═════ RECORDED DATA

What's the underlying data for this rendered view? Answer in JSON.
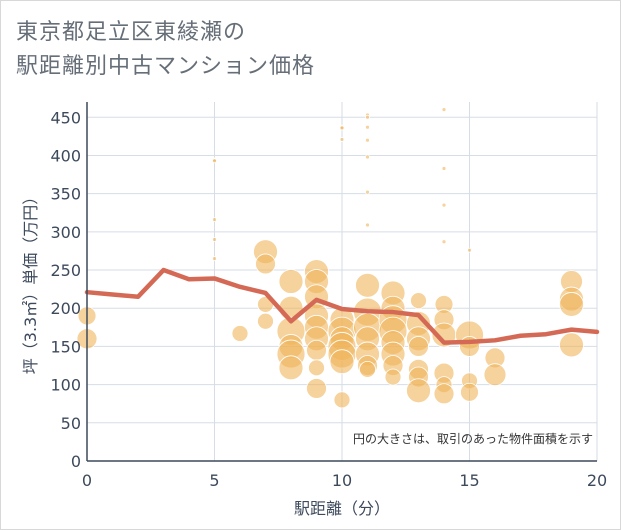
{
  "header": {
    "title_line1": "東京都足立区東綾瀬の",
    "title_line2": "駅距離別中古マンション価格"
  },
  "chart_data": {
    "type": "scatter",
    "xlabel": "駅距離（分）",
    "ylabel": "坪（3.3㎡）単価（万円）",
    "xlim": [
      0,
      20
    ],
    "ylim": [
      0,
      470
    ],
    "x_ticks": [
      0,
      5,
      10,
      15,
      20
    ],
    "y_ticks": [
      0,
      50,
      100,
      150,
      200,
      250,
      300,
      350,
      400,
      450
    ],
    "grid": true,
    "note": "円の大きさは、取引のあった物件面積を示す",
    "colors": {
      "bubble": "#f0b45a",
      "line": "#d46a55",
      "grid": "#d6dde6"
    },
    "line_series": {
      "x": [
        0,
        1,
        2,
        3,
        4,
        5,
        6,
        7,
        8,
        9,
        10,
        11,
        12,
        13,
        14,
        15,
        16,
        17,
        18,
        19,
        20
      ],
      "y": [
        221,
        218,
        215,
        250,
        238,
        239,
        228,
        220,
        183,
        211,
        199,
        196,
        195,
        191,
        155,
        156,
        158,
        164,
        166,
        172,
        169
      ]
    },
    "bubbles": [
      {
        "x": 0,
        "y": 190,
        "s": 9
      },
      {
        "x": 0,
        "y": 160,
        "s": 10
      },
      {
        "x": 5,
        "y": 394,
        "s": 2
      },
      {
        "x": 5,
        "y": 393,
        "s": 2
      },
      {
        "x": 5,
        "y": 316,
        "s": 2
      },
      {
        "x": 5,
        "y": 290,
        "s": 2
      },
      {
        "x": 5,
        "y": 265,
        "s": 2
      },
      {
        "x": 6,
        "y": 167,
        "s": 8
      },
      {
        "x": 7,
        "y": 274,
        "s": 12
      },
      {
        "x": 7,
        "y": 258,
        "s": 10
      },
      {
        "x": 7,
        "y": 205,
        "s": 8
      },
      {
        "x": 7,
        "y": 183,
        "s": 8
      },
      {
        "x": 8,
        "y": 235,
        "s": 12
      },
      {
        "x": 8,
        "y": 200,
        "s": 12
      },
      {
        "x": 8,
        "y": 170,
        "s": 14
      },
      {
        "x": 8,
        "y": 150,
        "s": 12
      },
      {
        "x": 8,
        "y": 140,
        "s": 14
      },
      {
        "x": 8,
        "y": 122,
        "s": 12
      },
      {
        "x": 9,
        "y": 248,
        "s": 12
      },
      {
        "x": 9,
        "y": 235,
        "s": 12
      },
      {
        "x": 9,
        "y": 215,
        "s": 12
      },
      {
        "x": 9,
        "y": 190,
        "s": 12
      },
      {
        "x": 9,
        "y": 175,
        "s": 12
      },
      {
        "x": 9,
        "y": 160,
        "s": 12
      },
      {
        "x": 9,
        "y": 145,
        "s": 10
      },
      {
        "x": 9,
        "y": 122,
        "s": 8
      },
      {
        "x": 9,
        "y": 95,
        "s": 10
      },
      {
        "x": 10,
        "y": 437,
        "s": 2
      },
      {
        "x": 10,
        "y": 436,
        "s": 2
      },
      {
        "x": 10,
        "y": 421,
        "s": 2
      },
      {
        "x": 10,
        "y": 185,
        "s": 12
      },
      {
        "x": 10,
        "y": 170,
        "s": 14
      },
      {
        "x": 10,
        "y": 160,
        "s": 12
      },
      {
        "x": 10,
        "y": 150,
        "s": 14
      },
      {
        "x": 10,
        "y": 140,
        "s": 14
      },
      {
        "x": 10,
        "y": 130,
        "s": 12
      },
      {
        "x": 10,
        "y": 80,
        "s": 8
      },
      {
        "x": 11,
        "y": 453,
        "s": 2
      },
      {
        "x": 11,
        "y": 450,
        "s": 2
      },
      {
        "x": 11,
        "y": 437,
        "s": 2
      },
      {
        "x": 11,
        "y": 420,
        "s": 2
      },
      {
        "x": 11,
        "y": 398,
        "s": 2
      },
      {
        "x": 11,
        "y": 352,
        "s": 2
      },
      {
        "x": 11,
        "y": 309,
        "s": 2
      },
      {
        "x": 11,
        "y": 230,
        "s": 12
      },
      {
        "x": 11,
        "y": 195,
        "s": 14
      },
      {
        "x": 11,
        "y": 175,
        "s": 14
      },
      {
        "x": 11,
        "y": 160,
        "s": 12
      },
      {
        "x": 11,
        "y": 140,
        "s": 12
      },
      {
        "x": 11,
        "y": 125,
        "s": 10
      },
      {
        "x": 11,
        "y": 120,
        "s": 8
      },
      {
        "x": 12,
        "y": 220,
        "s": 12
      },
      {
        "x": 12,
        "y": 200,
        "s": 12
      },
      {
        "x": 12,
        "y": 185,
        "s": 14
      },
      {
        "x": 12,
        "y": 170,
        "s": 14
      },
      {
        "x": 12,
        "y": 155,
        "s": 12
      },
      {
        "x": 12,
        "y": 140,
        "s": 12
      },
      {
        "x": 12,
        "y": 125,
        "s": 10
      },
      {
        "x": 12,
        "y": 110,
        "s": 8
      },
      {
        "x": 13,
        "y": 210,
        "s": 8
      },
      {
        "x": 13,
        "y": 180,
        "s": 12
      },
      {
        "x": 13,
        "y": 160,
        "s": 12
      },
      {
        "x": 13,
        "y": 150,
        "s": 10
      },
      {
        "x": 13,
        "y": 120,
        "s": 10
      },
      {
        "x": 13,
        "y": 110,
        "s": 10
      },
      {
        "x": 13,
        "y": 92,
        "s": 12
      },
      {
        "x": 14,
        "y": 460,
        "s": 2
      },
      {
        "x": 14,
        "y": 383,
        "s": 2
      },
      {
        "x": 14,
        "y": 335,
        "s": 2
      },
      {
        "x": 14,
        "y": 287,
        "s": 2
      },
      {
        "x": 14,
        "y": 205,
        "s": 9
      },
      {
        "x": 14,
        "y": 185,
        "s": 10
      },
      {
        "x": 14,
        "y": 165,
        "s": 12
      },
      {
        "x": 14,
        "y": 115,
        "s": 10
      },
      {
        "x": 14,
        "y": 100,
        "s": 8
      },
      {
        "x": 14,
        "y": 88,
        "s": 10
      },
      {
        "x": 15,
        "y": 276,
        "s": 2
      },
      {
        "x": 15,
        "y": 165,
        "s": 14
      },
      {
        "x": 15,
        "y": 150,
        "s": 10
      },
      {
        "x": 15,
        "y": 105,
        "s": 8
      },
      {
        "x": 15,
        "y": 90,
        "s": 9
      },
      {
        "x": 16,
        "y": 135,
        "s": 10
      },
      {
        "x": 16,
        "y": 113,
        "s": 11
      },
      {
        "x": 19,
        "y": 235,
        "s": 11
      },
      {
        "x": 19,
        "y": 212,
        "s": 12
      },
      {
        "x": 19,
        "y": 205,
        "s": 12
      },
      {
        "x": 19,
        "y": 152,
        "s": 12
      }
    ]
  }
}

══════════

■ TASK BRIEF ■
Copy each line in full and exactly, omitting any picture.

■ WORKED SOLUTION ■
What's the underlying data for this rendered view? Answer in JSON.
{
  "header": {
    "title_line1": "東京都足立区東綾瀬の",
    "title_line2": "駅距離別中古マンション価格"
  },
  "chart_data": {
    "type": "scatter",
    "xlabel": "駅距離（分）",
    "ylabel": "坪（3.3㎡）単価（万円）",
    "xlim": [
      0,
      20
    ],
    "ylim": [
      0,
      470
    ],
    "x_ticks": [
      0,
      5,
      10,
      15,
      20
    ],
    "y_ticks": [
      0,
      50,
      100,
      150,
      200,
      250,
      300,
      350,
      400,
      450
    ],
    "grid": true,
    "note": "円の大きさは、取引のあった物件面積を示す",
    "colors": {
      "bubble": "#f0b45a",
      "line": "#d46a55",
      "grid": "#d6dde6"
    },
    "line_series": {
      "x": [
        0,
        1,
        2,
        3,
        4,
        5,
        6,
        7,
        8,
        9,
        10,
        11,
        12,
        13,
        14,
        15,
        16,
        17,
        18,
        19,
        20
      ],
      "y": [
        221,
        218,
        215,
        250,
        238,
        239,
        228,
        220,
        183,
        211,
        199,
        196,
        195,
        191,
        155,
        156,
        158,
        164,
        166,
        172,
        169
      ]
    },
    "bubbles": [
      {
        "x": 0,
        "y": 190,
        "s": 9
      },
      {
        "x": 0,
        "y": 160,
        "s": 10
      },
      {
        "x": 5,
        "y": 394,
        "s": 2
      },
      {
        "x": 5,
        "y": 393,
        "s": 2
      },
      {
        "x": 5,
        "y": 316,
        "s": 2
      },
      {
        "x": 5,
        "y": 290,
        "s": 2
      },
      {
        "x": 5,
        "y": 265,
        "s": 2
      },
      {
        "x": 6,
        "y": 167,
        "s": 8
      },
      {
        "x": 7,
        "y": 274,
        "s": 12
      },
      {
        "x": 7,
        "y": 258,
        "s": 10
      },
      {
        "x": 7,
        "y": 205,
        "s": 8
      },
      {
        "x": 7,
        "y": 183,
        "s": 8
      },
      {
        "x": 8,
        "y": 235,
        "s": 12
      },
      {
        "x": 8,
        "y": 200,
        "s": 12
      },
      {
        "x": 8,
        "y": 170,
        "s": 14
      },
      {
        "x": 8,
        "y": 150,
        "s": 12
      },
      {
        "x": 8,
        "y": 140,
        "s": 14
      },
      {
        "x": 8,
        "y": 122,
        "s": 12
      },
      {
        "x": 9,
        "y": 248,
        "s": 12
      },
      {
        "x": 9,
        "y": 235,
        "s": 12
      },
      {
        "x": 9,
        "y": 215,
        "s": 12
      },
      {
        "x": 9,
        "y": 190,
        "s": 12
      },
      {
        "x": 9,
        "y": 175,
        "s": 12
      },
      {
        "x": 9,
        "y": 160,
        "s": 12
      },
      {
        "x": 9,
        "y": 145,
        "s": 10
      },
      {
        "x": 9,
        "y": 122,
        "s": 8
      },
      {
        "x": 9,
        "y": 95,
        "s": 10
      },
      {
        "x": 10,
        "y": 437,
        "s": 2
      },
      {
        "x": 10,
        "y": 436,
        "s": 2
      },
      {
        "x": 10,
        "y": 421,
        "s": 2
      },
      {
        "x": 10,
        "y": 185,
        "s": 12
      },
      {
        "x": 10,
        "y": 170,
        "s": 14
      },
      {
        "x": 10,
        "y": 160,
        "s": 12
      },
      {
        "x": 10,
        "y": 150,
        "s": 14
      },
      {
        "x": 10,
        "y": 140,
        "s": 14
      },
      {
        "x": 10,
        "y": 130,
        "s": 12
      },
      {
        "x": 10,
        "y": 80,
        "s": 8
      },
      {
        "x": 11,
        "y": 453,
        "s": 2
      },
      {
        "x": 11,
        "y": 450,
        "s": 2
      },
      {
        "x": 11,
        "y": 437,
        "s": 2
      },
      {
        "x": 11,
        "y": 420,
        "s": 2
      },
      {
        "x": 11,
        "y": 398,
        "s": 2
      },
      {
        "x": 11,
        "y": 352,
        "s": 2
      },
      {
        "x": 11,
        "y": 309,
        "s": 2
      },
      {
        "x": 11,
        "y": 230,
        "s": 12
      },
      {
        "x": 11,
        "y": 195,
        "s": 14
      },
      {
        "x": 11,
        "y": 175,
        "s": 14
      },
      {
        "x": 11,
        "y": 160,
        "s": 12
      },
      {
        "x": 11,
        "y": 140,
        "s": 12
      },
      {
        "x": 11,
        "y": 125,
        "s": 10
      },
      {
        "x": 11,
        "y": 120,
        "s": 8
      },
      {
        "x": 12,
        "y": 220,
        "s": 12
      },
      {
        "x": 12,
        "y": 200,
        "s": 12
      },
      {
        "x": 12,
        "y": 185,
        "s": 14
      },
      {
        "x": 12,
        "y": 170,
        "s": 14
      },
      {
        "x": 12,
        "y": 155,
        "s": 12
      },
      {
        "x": 12,
        "y": 140,
        "s": 12
      },
      {
        "x": 12,
        "y": 125,
        "s": 10
      },
      {
        "x": 12,
        "y": 110,
        "s": 8
      },
      {
        "x": 13,
        "y": 210,
        "s": 8
      },
      {
        "x": 13,
        "y": 180,
        "s": 12
      },
      {
        "x": 13,
        "y": 160,
        "s": 12
      },
      {
        "x": 13,
        "y": 150,
        "s": 10
      },
      {
        "x": 13,
        "y": 120,
        "s": 10
      },
      {
        "x": 13,
        "y": 110,
        "s": 10
      },
      {
        "x": 13,
        "y": 92,
        "s": 12
      },
      {
        "x": 14,
        "y": 460,
        "s": 2
      },
      {
        "x": 14,
        "y": 383,
        "s": 2
      },
      {
        "x": 14,
        "y": 335,
        "s": 2
      },
      {
        "x": 14,
        "y": 287,
        "s": 2
      },
      {
        "x": 14,
        "y": 205,
        "s": 9
      },
      {
        "x": 14,
        "y": 185,
        "s": 10
      },
      {
        "x": 14,
        "y": 165,
        "s": 12
      },
      {
        "x": 14,
        "y": 115,
        "s": 10
      },
      {
        "x": 14,
        "y": 100,
        "s": 8
      },
      {
        "x": 14,
        "y": 88,
        "s": 10
      },
      {
        "x": 15,
        "y": 276,
        "s": 2
      },
      {
        "x": 15,
        "y": 165,
        "s": 14
      },
      {
        "x": 15,
        "y": 150,
        "s": 10
      },
      {
        "x": 15,
        "y": 105,
        "s": 8
      },
      {
        "x": 15,
        "y": 90,
        "s": 9
      },
      {
        "x": 16,
        "y": 135,
        "s": 10
      },
      {
        "x": 16,
        "y": 113,
        "s": 11
      },
      {
        "x": 19,
        "y": 235,
        "s": 11
      },
      {
        "x": 19,
        "y": 212,
        "s": 12
      },
      {
        "x": 19,
        "y": 205,
        "s": 12
      },
      {
        "x": 19,
        "y": 152,
        "s": 12
      }
    ]
  }
}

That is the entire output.